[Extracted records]
★ ★ ★

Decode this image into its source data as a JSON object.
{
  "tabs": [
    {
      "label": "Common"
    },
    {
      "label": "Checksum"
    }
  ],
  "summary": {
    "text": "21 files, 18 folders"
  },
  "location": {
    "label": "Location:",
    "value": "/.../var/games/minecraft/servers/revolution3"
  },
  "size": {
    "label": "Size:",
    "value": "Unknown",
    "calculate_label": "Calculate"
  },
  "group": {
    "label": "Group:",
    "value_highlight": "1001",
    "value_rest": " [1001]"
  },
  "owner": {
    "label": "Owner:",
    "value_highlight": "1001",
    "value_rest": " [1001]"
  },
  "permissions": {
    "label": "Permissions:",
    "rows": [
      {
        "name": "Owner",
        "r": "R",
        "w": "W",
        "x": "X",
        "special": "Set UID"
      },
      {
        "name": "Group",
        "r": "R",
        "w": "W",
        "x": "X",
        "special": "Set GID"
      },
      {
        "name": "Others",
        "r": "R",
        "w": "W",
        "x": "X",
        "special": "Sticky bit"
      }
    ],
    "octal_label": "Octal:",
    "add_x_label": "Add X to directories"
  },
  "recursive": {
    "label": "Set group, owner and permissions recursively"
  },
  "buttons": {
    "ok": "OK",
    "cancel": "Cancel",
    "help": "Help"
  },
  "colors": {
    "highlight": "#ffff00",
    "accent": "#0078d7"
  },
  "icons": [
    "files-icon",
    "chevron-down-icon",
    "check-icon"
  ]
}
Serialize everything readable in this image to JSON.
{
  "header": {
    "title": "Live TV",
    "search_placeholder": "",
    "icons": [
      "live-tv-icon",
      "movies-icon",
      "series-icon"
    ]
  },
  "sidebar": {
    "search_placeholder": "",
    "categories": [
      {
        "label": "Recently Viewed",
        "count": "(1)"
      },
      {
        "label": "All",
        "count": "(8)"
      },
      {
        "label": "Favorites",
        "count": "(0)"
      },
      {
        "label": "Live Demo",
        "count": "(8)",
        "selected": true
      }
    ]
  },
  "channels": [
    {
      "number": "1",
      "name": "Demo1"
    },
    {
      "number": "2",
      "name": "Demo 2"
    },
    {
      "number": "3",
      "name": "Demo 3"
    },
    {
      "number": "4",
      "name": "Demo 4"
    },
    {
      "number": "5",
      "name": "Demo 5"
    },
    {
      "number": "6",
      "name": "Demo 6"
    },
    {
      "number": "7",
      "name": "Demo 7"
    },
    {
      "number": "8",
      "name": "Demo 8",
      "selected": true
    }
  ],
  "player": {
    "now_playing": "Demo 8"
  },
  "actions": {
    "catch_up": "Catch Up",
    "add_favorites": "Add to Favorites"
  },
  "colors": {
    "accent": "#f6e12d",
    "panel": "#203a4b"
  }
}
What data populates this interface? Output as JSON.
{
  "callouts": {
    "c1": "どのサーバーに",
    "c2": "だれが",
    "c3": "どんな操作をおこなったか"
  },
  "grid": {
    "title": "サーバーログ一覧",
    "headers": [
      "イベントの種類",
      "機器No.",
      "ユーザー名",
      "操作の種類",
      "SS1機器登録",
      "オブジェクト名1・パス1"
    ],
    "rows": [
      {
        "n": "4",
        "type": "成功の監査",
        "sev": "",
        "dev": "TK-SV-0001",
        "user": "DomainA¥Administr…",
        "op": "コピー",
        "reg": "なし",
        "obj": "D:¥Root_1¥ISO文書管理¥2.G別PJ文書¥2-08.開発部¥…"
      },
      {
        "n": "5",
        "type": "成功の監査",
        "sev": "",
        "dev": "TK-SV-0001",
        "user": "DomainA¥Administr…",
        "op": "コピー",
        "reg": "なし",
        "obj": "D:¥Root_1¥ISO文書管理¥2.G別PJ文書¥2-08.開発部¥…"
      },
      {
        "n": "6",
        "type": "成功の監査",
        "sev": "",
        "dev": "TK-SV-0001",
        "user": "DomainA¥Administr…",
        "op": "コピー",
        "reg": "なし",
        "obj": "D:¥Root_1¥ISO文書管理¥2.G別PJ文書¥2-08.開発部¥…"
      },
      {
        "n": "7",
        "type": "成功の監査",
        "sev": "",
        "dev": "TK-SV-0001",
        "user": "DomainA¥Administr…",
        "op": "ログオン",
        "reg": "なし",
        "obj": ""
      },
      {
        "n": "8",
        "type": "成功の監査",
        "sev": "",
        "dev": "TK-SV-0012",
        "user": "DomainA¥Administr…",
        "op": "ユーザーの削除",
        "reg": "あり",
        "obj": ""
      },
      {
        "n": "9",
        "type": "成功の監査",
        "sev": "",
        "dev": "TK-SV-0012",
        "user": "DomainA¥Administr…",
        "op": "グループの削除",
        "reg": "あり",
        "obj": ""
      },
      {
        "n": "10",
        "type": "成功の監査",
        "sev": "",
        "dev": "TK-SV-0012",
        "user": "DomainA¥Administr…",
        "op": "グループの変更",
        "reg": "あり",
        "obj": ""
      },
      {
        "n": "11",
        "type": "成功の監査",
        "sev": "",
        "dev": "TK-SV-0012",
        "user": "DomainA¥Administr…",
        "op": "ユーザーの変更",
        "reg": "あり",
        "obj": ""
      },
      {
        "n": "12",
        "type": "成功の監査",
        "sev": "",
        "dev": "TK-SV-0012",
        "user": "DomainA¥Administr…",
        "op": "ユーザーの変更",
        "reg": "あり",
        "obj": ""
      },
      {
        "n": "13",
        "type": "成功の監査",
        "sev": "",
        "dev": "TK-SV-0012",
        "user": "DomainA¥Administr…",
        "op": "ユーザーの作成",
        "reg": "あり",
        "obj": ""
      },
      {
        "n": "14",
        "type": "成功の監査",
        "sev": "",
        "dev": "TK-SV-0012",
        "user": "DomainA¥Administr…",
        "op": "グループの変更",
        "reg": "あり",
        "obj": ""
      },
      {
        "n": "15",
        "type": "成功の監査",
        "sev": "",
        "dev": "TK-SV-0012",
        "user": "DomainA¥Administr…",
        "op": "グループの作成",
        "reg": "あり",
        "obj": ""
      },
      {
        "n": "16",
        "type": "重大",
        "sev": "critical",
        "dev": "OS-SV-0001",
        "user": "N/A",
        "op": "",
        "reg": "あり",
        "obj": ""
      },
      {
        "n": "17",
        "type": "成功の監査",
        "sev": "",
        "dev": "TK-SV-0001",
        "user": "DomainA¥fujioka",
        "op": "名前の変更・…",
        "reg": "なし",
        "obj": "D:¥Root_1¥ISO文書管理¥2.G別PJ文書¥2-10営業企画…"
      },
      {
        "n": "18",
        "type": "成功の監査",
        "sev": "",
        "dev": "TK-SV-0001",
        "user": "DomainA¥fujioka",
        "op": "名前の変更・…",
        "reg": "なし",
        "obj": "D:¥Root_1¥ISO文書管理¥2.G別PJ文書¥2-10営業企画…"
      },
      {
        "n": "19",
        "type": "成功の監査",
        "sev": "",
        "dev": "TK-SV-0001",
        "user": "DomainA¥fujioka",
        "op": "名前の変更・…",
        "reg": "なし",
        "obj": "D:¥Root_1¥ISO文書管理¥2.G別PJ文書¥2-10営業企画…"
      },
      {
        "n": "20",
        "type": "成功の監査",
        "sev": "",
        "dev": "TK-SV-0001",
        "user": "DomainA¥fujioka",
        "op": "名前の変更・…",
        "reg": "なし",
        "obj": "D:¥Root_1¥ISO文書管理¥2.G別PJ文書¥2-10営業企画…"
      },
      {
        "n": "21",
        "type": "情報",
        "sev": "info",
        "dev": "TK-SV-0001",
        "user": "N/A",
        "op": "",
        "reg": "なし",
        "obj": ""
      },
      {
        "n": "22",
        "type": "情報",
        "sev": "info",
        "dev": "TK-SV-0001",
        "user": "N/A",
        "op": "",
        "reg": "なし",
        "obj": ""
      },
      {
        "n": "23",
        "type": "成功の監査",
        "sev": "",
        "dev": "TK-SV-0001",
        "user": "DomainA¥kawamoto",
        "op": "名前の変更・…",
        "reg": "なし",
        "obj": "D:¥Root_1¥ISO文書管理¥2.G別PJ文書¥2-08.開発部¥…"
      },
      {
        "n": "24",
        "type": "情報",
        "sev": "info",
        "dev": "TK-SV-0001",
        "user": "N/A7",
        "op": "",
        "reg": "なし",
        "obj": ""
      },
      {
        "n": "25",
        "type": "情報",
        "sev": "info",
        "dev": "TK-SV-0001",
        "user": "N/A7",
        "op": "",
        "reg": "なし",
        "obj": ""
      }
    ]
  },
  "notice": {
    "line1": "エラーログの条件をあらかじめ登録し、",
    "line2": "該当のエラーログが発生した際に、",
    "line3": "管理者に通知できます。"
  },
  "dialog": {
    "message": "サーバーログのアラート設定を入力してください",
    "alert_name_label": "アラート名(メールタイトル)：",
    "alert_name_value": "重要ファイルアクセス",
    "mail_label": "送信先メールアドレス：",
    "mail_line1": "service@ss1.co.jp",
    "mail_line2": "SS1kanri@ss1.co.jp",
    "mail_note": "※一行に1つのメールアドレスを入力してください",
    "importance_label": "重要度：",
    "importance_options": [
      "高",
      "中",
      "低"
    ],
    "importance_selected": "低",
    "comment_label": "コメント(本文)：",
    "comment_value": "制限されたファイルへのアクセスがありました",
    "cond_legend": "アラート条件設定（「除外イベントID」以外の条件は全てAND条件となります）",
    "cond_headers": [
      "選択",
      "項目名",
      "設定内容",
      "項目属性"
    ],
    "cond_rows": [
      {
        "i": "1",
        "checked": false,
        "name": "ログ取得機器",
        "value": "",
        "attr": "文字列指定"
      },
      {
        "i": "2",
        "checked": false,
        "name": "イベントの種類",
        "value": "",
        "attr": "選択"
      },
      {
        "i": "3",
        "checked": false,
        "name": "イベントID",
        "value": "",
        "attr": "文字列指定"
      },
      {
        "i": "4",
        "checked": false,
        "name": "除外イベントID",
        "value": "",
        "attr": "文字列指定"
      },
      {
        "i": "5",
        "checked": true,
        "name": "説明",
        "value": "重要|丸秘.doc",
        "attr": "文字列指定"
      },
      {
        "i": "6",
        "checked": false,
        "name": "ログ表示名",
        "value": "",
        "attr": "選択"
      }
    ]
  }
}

★ ★ ★

TO BE DONE »
Pick out every line of the listing containing the word "除外イベントID", and show those lines.

FINAL RESULT »
    "cond_legend": "アラート条件設定（「除外イベントID」以外の条件は全てAND条件となります）",
        "name": "除外イベントID",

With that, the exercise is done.